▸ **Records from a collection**

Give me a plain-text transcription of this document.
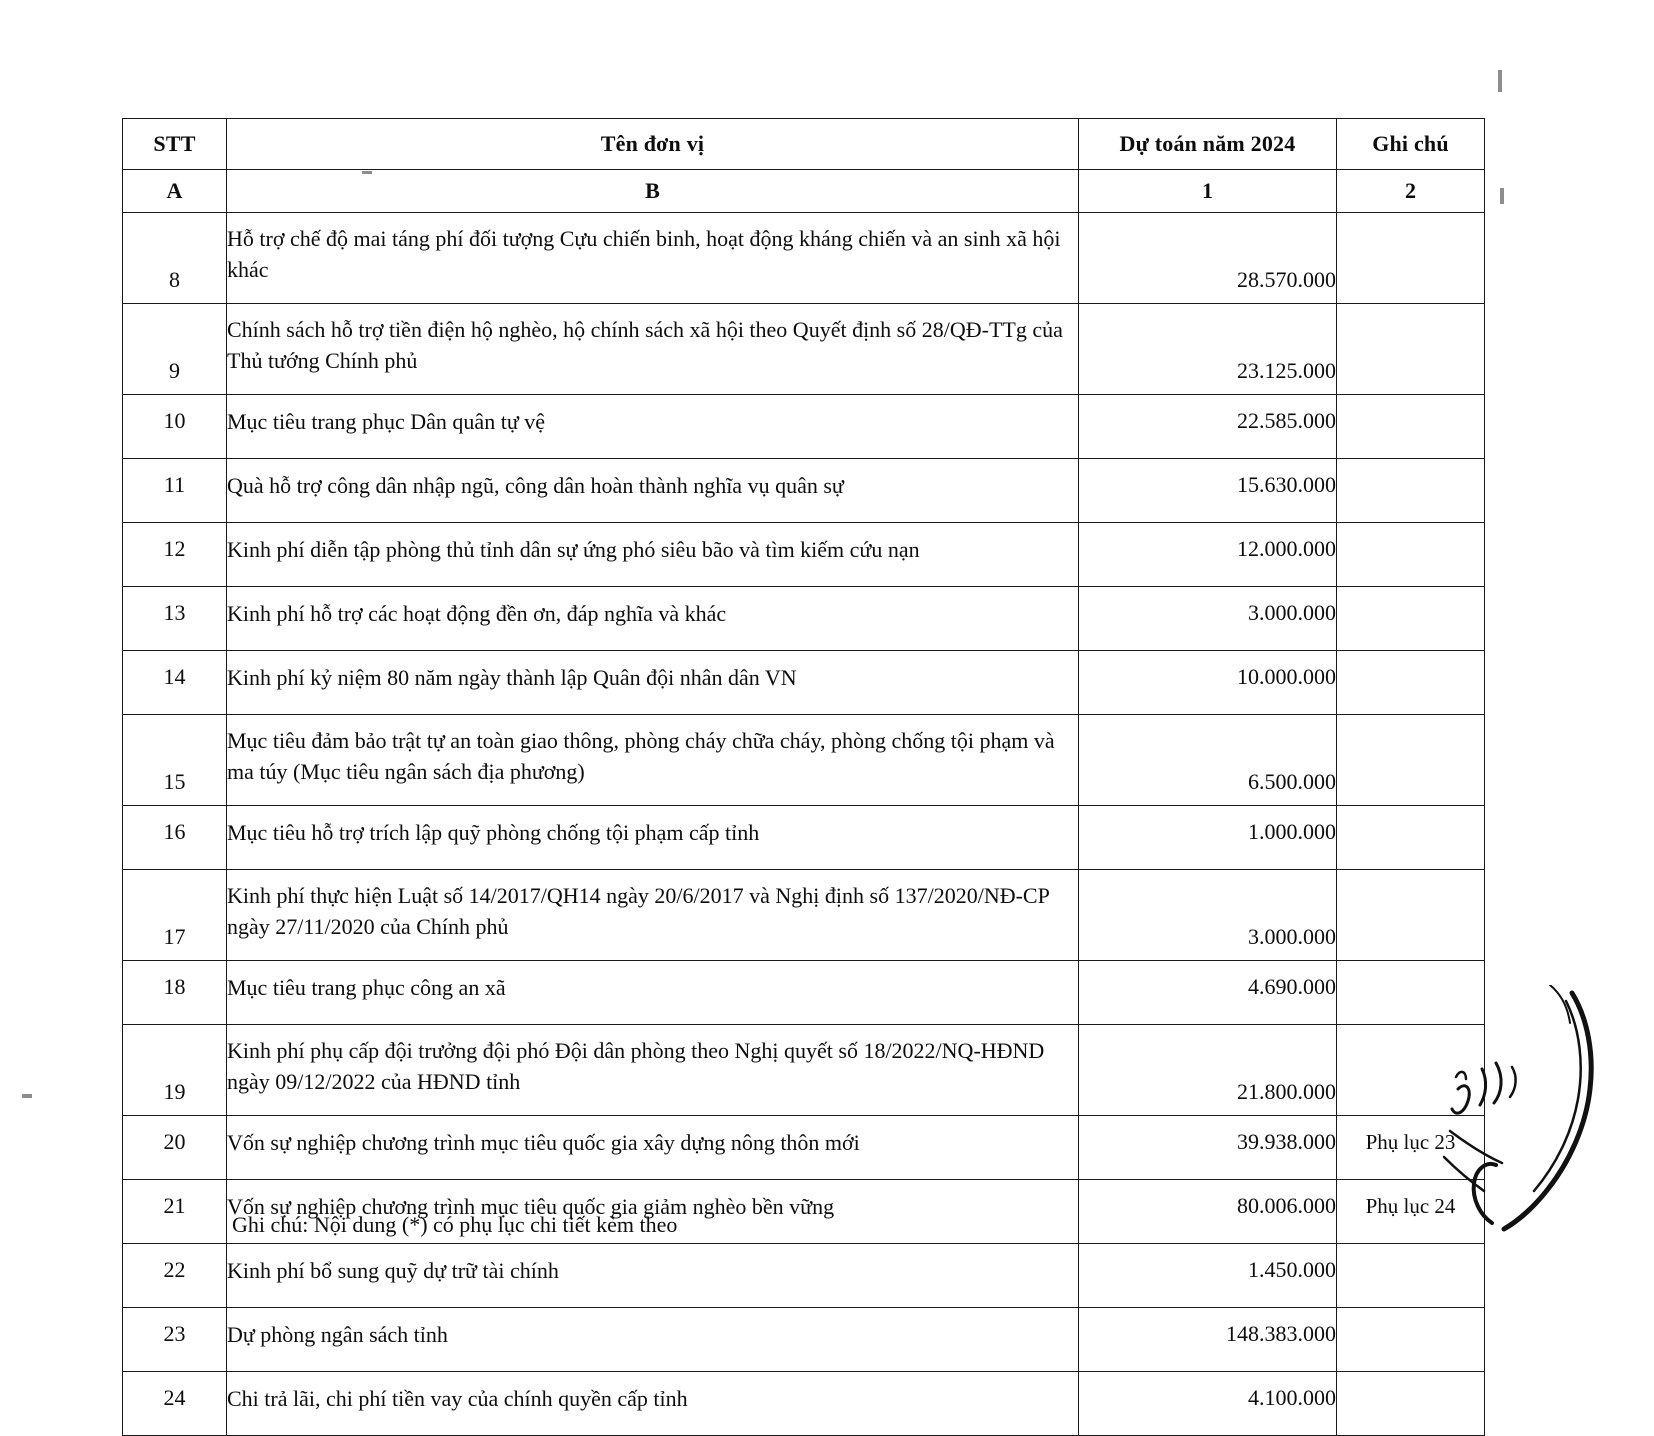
STT	Tên đơn vị	Dự toán năm 2024	Ghi chú
A	B	1	2
8	Hỗ trợ chế độ mai táng phí đối tượng Cựu chiến binh, hoạt động kháng chiến và an sinh xã hội khác	28.570.000	
9	Chính sách hỗ trợ tiền điện hộ nghèo, hộ chính sách xã hội theo Quyết định số 28/QĐ-TTg của Thủ tướng Chính phủ	23.125.000	
10	Mục tiêu trang phục Dân quân tự vệ	22.585.000	
11	Quà hỗ trợ công dân nhập ngũ, công dân hoàn thành nghĩa vụ quân sự	15.630.000	
12	Kinh phí diễn tập phòng thủ tỉnh dân sự ứng phó siêu bão và tìm kiếm cứu nạn	12.000.000	
13	Kinh phí hỗ trợ các hoạt động đền ơn, đáp nghĩa và khác	3.000.000	
14	Kinh phí kỷ niệm 80 năm ngày thành lập Quân đội nhân dân VN	10.000.000	
15	Mục tiêu đảm bảo trật tự an toàn giao thông, phòng cháy chữa cháy, phòng chống tội phạm và ma túy (Mục tiêu ngân sách địa phương)	6.500.000	
16	Mục tiêu hỗ trợ trích lập quỹ phòng chống tội phạm cấp tỉnh	1.000.000	
17	Kinh phí thực hiện Luật số 14/2017/QH14 ngày 20/6/2017 và Nghị định số 137/2020/NĐ-CP ngày 27/11/2020 của Chính phủ	3.000.000	
18	Mục tiêu trang phục công an xã	4.690.000	
19	Kinh phí phụ cấp đội trưởng đội phó Đội dân phòng theo Nghị quyết số 18/2022/NQ-HĐND ngày 09/12/2022 của HĐND tỉnh	21.800.000	
20	Vốn sự nghiệp chương trình mục tiêu quốc gia xây dựng nông thôn mới	39.938.000	Phụ lục 23
21	Vốn sự nghiệp chương trình mục tiêu quốc gia giảm nghèo bền vững	80.006.000	Phụ lục 24
22	Kinh phí bổ sung quỹ dự trữ tài chính	1.450.000	
23	Dự phòng ngân sách tỉnh	148.383.000	
24	Chi trả lãi, chi phí tiền vay của chính quyền cấp tỉnh	4.100.000	
Ghi chú: Nội dung (*) có phụ lục chi tiết kèm theo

▸ **Written exercise**
Give back all entries exactly. No pictures belong in the copy.

▸ **Task answer**
Give me a plain-text transcription of this document.
STT	Tên đơn vị	Dự toán năm 2024	Ghi chú
A	B	1	2
8	Hỗ trợ chế độ mai táng phí đối tượng Cựu chiến binh, hoạt động kháng chiến và an sinh xã hội khác	28.570.000	
9	Chính sách hỗ trợ tiền điện hộ nghèo, hộ chính sách xã hội theo Quyết định số 28/QĐ-TTg của Thủ tướng Chính phủ	23.125.000	
10	Mục tiêu trang phục Dân quân tự vệ	22.585.000	
11	Quà hỗ trợ công dân nhập ngũ, công dân hoàn thành nghĩa vụ quân sự	15.630.000	
12	Kinh phí diễn tập phòng thủ tỉnh dân sự ứng phó siêu bão và tìm kiếm cứu nạn	12.000.000	
13	Kinh phí hỗ trợ các hoạt động đền ơn, đáp nghĩa và khác	3.000.000	
14	Kinh phí kỷ niệm 80 năm ngày thành lập Quân đội nhân dân VN	10.000.000	
15	Mục tiêu đảm bảo trật tự an toàn giao thông, phòng cháy chữa cháy, phòng chống tội phạm và ma túy (Mục tiêu ngân sách địa phương)	6.500.000	
16	Mục tiêu hỗ trợ trích lập quỹ phòng chống tội phạm cấp tỉnh	1.000.000	
17	Kinh phí thực hiện Luật số 14/2017/QH14 ngày 20/6/2017 và Nghị định số 137/2020/NĐ-CP ngày 27/11/2020 của Chính phủ	3.000.000	
18	Mục tiêu trang phục công an xã	4.690.000	
19	Kinh phí phụ cấp đội trưởng đội phó Đội dân phòng theo Nghị quyết số 18/2022/NQ-HĐND ngày 09/12/2022 của HĐND tỉnh	21.800.000	
20	Vốn sự nghiệp chương trình mục tiêu quốc gia xây dựng nông thôn mới	39.938.000	Phụ lục 23
21	Vốn sự nghiệp chương trình mục tiêu quốc gia giảm nghèo bền vững	80.006.000	Phụ lục 24
22	Kinh phí bổ sung quỹ dự trữ tài chính	1.450.000	
23	Dự phòng ngân sách tỉnh	148.383.000	
24	Chi trả lãi, chi phí tiền vay của chính quyền cấp tỉnh	4.100.000	
Ghi chú: Nội dung (*) có phụ lục chi tiết kèm theo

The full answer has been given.